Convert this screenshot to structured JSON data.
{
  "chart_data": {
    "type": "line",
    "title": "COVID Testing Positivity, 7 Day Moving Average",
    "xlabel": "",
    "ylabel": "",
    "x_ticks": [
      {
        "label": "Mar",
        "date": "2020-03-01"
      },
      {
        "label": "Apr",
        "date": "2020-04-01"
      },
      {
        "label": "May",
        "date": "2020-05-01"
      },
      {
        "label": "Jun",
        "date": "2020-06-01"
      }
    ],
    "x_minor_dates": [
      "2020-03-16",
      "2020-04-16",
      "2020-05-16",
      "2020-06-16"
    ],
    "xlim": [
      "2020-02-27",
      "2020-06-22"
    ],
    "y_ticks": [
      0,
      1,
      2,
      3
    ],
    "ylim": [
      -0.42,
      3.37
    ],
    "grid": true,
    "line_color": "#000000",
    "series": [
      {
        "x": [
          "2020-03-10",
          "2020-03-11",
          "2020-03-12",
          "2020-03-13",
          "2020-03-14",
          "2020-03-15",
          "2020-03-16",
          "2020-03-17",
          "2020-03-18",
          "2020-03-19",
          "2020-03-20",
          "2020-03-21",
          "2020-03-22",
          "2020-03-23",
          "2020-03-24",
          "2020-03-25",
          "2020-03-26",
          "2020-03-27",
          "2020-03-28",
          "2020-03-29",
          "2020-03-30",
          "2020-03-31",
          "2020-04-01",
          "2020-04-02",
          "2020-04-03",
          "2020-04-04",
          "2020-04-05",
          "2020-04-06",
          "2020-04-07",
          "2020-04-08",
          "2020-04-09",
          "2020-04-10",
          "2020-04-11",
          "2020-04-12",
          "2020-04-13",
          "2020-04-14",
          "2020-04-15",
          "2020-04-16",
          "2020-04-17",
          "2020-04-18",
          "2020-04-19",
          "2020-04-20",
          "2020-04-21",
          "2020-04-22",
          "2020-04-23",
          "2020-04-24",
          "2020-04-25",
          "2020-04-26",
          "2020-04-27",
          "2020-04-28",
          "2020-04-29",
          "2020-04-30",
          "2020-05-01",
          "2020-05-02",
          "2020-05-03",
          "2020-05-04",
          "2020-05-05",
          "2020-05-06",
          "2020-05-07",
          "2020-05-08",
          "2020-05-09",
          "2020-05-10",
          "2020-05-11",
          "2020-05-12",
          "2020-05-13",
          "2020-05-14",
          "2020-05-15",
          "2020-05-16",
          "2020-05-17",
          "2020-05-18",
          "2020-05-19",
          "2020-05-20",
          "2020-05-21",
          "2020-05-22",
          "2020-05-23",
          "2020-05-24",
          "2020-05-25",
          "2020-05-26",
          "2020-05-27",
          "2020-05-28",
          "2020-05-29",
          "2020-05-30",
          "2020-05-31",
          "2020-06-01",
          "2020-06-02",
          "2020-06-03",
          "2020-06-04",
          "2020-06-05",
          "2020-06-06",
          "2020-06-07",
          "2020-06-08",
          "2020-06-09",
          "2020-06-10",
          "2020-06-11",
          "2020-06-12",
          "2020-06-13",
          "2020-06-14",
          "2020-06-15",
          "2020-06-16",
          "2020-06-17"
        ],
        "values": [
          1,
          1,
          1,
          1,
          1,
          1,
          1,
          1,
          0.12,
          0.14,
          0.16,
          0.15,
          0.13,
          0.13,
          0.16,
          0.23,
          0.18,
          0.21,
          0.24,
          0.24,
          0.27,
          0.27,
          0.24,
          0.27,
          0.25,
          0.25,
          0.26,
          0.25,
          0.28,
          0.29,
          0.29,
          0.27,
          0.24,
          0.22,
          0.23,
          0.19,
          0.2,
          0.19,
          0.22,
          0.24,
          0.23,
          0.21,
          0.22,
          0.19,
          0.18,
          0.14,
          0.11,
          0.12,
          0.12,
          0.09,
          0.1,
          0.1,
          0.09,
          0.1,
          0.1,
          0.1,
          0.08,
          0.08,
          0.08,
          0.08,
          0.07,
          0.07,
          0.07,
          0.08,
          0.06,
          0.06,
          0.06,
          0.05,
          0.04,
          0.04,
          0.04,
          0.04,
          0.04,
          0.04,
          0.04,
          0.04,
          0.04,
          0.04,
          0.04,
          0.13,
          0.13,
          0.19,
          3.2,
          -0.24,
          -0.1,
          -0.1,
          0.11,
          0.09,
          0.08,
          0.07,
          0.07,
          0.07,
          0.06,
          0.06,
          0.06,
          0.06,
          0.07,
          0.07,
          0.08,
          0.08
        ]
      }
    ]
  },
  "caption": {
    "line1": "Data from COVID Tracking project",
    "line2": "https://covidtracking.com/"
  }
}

### [STATED EXERCISE]
Give back the data above exactly as it appears.

### [OUTPUT OF THE EXERCISE]
Convert this screenshot to structured JSON data.
{
  "chart_data": {
    "type": "line",
    "title": "COVID Testing Positivity, 7 Day Moving Average",
    "xlabel": "",
    "ylabel": "",
    "x_ticks": [
      {
        "label": "Mar",
        "date": "2020-03-01"
      },
      {
        "label": "Apr",
        "date": "2020-04-01"
      },
      {
        "label": "May",
        "date": "2020-05-01"
      },
      {
        "label": "Jun",
        "date": "2020-06-01"
      }
    ],
    "x_minor_dates": [
      "2020-03-16",
      "2020-04-16",
      "2020-05-16",
      "2020-06-16"
    ],
    "xlim": [
      "2020-02-27",
      "2020-06-22"
    ],
    "y_ticks": [
      0,
      1,
      2,
      3
    ],
    "ylim": [
      -0.42,
      3.37
    ],
    "grid": true,
    "line_color": "#000000",
    "series": [
      {
        "x": [
          "2020-03-10",
          "2020-03-11",
          "2020-03-12",
          "2020-03-13",
          "2020-03-14",
          "2020-03-15",
          "2020-03-16",
          "2020-03-17",
          "2020-03-18",
          "2020-03-19",
          "2020-03-20",
          "2020-03-21",
          "2020-03-22",
          "2020-03-23",
          "2020-03-24",
          "2020-03-25",
          "2020-03-26",
          "2020-03-27",
          "2020-03-28",
          "2020-03-29",
          "2020-03-30",
          "2020-03-31",
          "2020-04-01",
          "2020-04-02",
          "2020-04-03",
          "2020-04-04",
          "2020-04-05",
          "2020-04-06",
          "2020-04-07",
          "2020-04-08",
          "2020-04-09",
          "2020-04-10",
          "2020-04-11",
          "2020-04-12",
          "2020-04-13",
          "2020-04-14",
          "2020-04-15",
          "2020-04-16",
          "2020-04-17",
          "2020-04-18",
          "2020-04-19",
          "2020-04-20",
          "2020-04-21",
          "2020-04-22",
          "2020-04-23",
          "2020-04-24",
          "2020-04-25",
          "2020-04-26",
          "2020-04-27",
          "2020-04-28",
          "2020-04-29",
          "2020-04-30",
          "2020-05-01",
          "2020-05-02",
          "2020-05-03",
          "2020-05-04",
          "2020-05-05",
          "2020-05-06",
          "2020-05-07",
          "2020-05-08",
          "2020-05-09",
          "2020-05-10",
          "2020-05-11",
          "2020-05-12",
          "2020-05-13",
          "2020-05-14",
          "2020-05-15",
          "2020-05-16",
          "2020-05-17",
          "2020-05-18",
          "2020-05-19",
          "2020-05-20",
          "2020-05-21",
          "2020-05-22",
          "2020-05-23",
          "2020-05-24",
          "2020-05-25",
          "2020-05-26",
          "2020-05-27",
          "2020-05-28",
          "2020-05-29",
          "2020-05-30",
          "2020-05-31",
          "2020-06-01",
          "2020-06-02",
          "2020-06-03",
          "2020-06-04",
          "2020-06-05",
          "2020-06-06",
          "2020-06-07",
          "2020-06-08",
          "2020-06-09",
          "2020-06-10",
          "2020-06-11",
          "2020-06-12",
          "2020-06-13",
          "2020-06-14",
          "2020-06-15",
          "2020-06-16",
          "2020-06-17"
        ],
        "values": [
          1,
          1,
          1,
          1,
          1,
          1,
          1,
          1,
          0.12,
          0.14,
          0.16,
          0.15,
          0.13,
          0.13,
          0.16,
          0.23,
          0.18,
          0.21,
          0.24,
          0.24,
          0.27,
          0.27,
          0.24,
          0.27,
          0.25,
          0.25,
          0.26,
          0.25,
          0.28,
          0.29,
          0.29,
          0.27,
          0.24,
          0.22,
          0.23,
          0.19,
          0.2,
          0.19,
          0.22,
          0.24,
          0.23,
          0.21,
          0.22,
          0.19,
          0.18,
          0.14,
          0.11,
          0.12,
          0.12,
          0.09,
          0.1,
          0.1,
          0.09,
          0.1,
          0.1,
          0.1,
          0.08,
          0.08,
          0.08,
          0.08,
          0.07,
          0.07,
          0.07,
          0.08,
          0.06,
          0.06,
          0.06,
          0.05,
          0.04,
          0.04,
          0.04,
          0.04,
          0.04,
          0.04,
          0.04,
          0.04,
          0.04,
          0.04,
          0.04,
          0.13,
          0.13,
          0.19,
          3.2,
          -0.24,
          -0.1,
          -0.1,
          0.11,
          0.09,
          0.08,
          0.07,
          0.07,
          0.07,
          0.06,
          0.06,
          0.06,
          0.06,
          0.07,
          0.07,
          0.08,
          0.08
        ]
      }
    ]
  },
  "caption": {
    "line1": "Data from COVID Tracking project",
    "line2": "https://covidtracking.com/"
  }
}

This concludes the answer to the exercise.